▶ **Problem**:
Would you repeat the listing exactly but omit every picture?

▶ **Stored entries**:
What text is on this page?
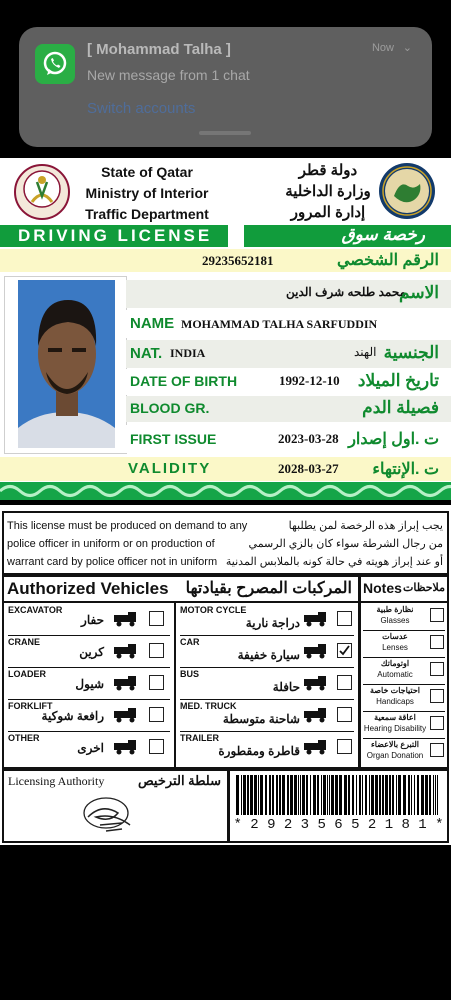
[ Mohammad Talha ]	Now ⌄
New message from 1 chat
Switch accounts
State of Qatar
Ministry of Interior
Traffic Department
دولة قطر
وزارة الداخلية
إدارة المرور
DRIVING LICENSE	رخصة سوق
29235652181	الرقم الشخصي
محمد طلحه شرف الدين
الاسم
NAME MOHAMMAD TALHA SARFUDDIN
NAT. INDIA	الهند الجنسية
DATE OF BIRTH	1992-12-10 تاريخ الميلاد
BLOOD GR.	فصيلة الدم
FIRST ISSUE	2023-03-28 ت .اول إصدار
VALIDITY	2028-03-27 ت .الإنتهاء
This license must be produced on demand to any
police officer in uniform or on production of
warrant card by police officer not in uniform
يجب إبراز هذه الرخصة لمن يطلبها
من رجال الشرطة سواء كان بالزي الرسمي
أو عند إبراز هويته في حالة كونه بالملابس المدنية
Authorized Vehicles المركبات المصرح بقيادتها
EXCAVATOR
حفار
CRANE
كرين
LOADER
شيول
FORKLIFT
رافعة شوكية
OTHER
اخرى
MOTOR CYCLE
دراجة نارية
CAR
سيارة خفيفة
BUS
حافلة
MED. TRUCK
شاحنة متوسطة
TRAILER
قاطرة ومقطورة
Notes ملاحظات
نظارة طبية
Glasses
عدسات
Lenses
اوتوماتك
Automatic
احتياجات خاصة
Handicaps
اعاقة سمعية
Hearing Disability
التبرع بالاعضاء
Organ Donation
Licensing Authority	سلطة الترخيص
* 2 9 2 3 5 6 5 2 1 8 1 *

▶ **Response to the exercise**:
What text is on this page?
[ Mohammad Talha ]	Now ⌄
New message from 1 chat
Switch accounts
State of Qatar
Ministry of Interior
Traffic Department
دولة قطر
وزارة الداخلية
إدارة المرور
DRIVING LICENSE	رخصة سوق
29235652181	الرقم الشخصي
محمد طلحه شرف الدين
الاسم
NAME MOHAMMAD TALHA SARFUDDIN
NAT. INDIA	الهند الجنسية
DATE OF BIRTH	1992-12-10 تاريخ الميلاد
BLOOD GR.	فصيلة الدم
FIRST ISSUE	2023-03-28 ت .اول إصدار
VALIDITY	2028-03-27 ت .الإنتهاء
This license must be produced on demand to any
police officer in uniform or on production of
warrant card by police officer not in uniform
يجب إبراز هذه الرخصة لمن يطلبها
من رجال الشرطة سواء كان بالزي الرسمي
أو عند إبراز هويته في حالة كونه بالملابس المدنية
Authorized Vehicles المركبات المصرح بقيادتها
EXCAVATOR
حفار
CRANE
كرين
LOADER
شيول
FORKLIFT
رافعة شوكية
OTHER
اخرى
MOTOR CYCLE
دراجة نارية
CAR
سيارة خفيفة
BUS
حافلة
MED. TRUCK
شاحنة متوسطة
TRAILER
قاطرة ومقطورة
Notes ملاحظات
نظارة طبية
Glasses
عدسات
Lenses
اوتوماتك
Automatic
احتياجات خاصة
Handicaps
اعاقة سمعية
Hearing Disability
التبرع بالاعضاء
Organ Donation
Licensing Authority	سلطة الترخيص
* 2 9 2 3 5 6 5 2 1 8 1 *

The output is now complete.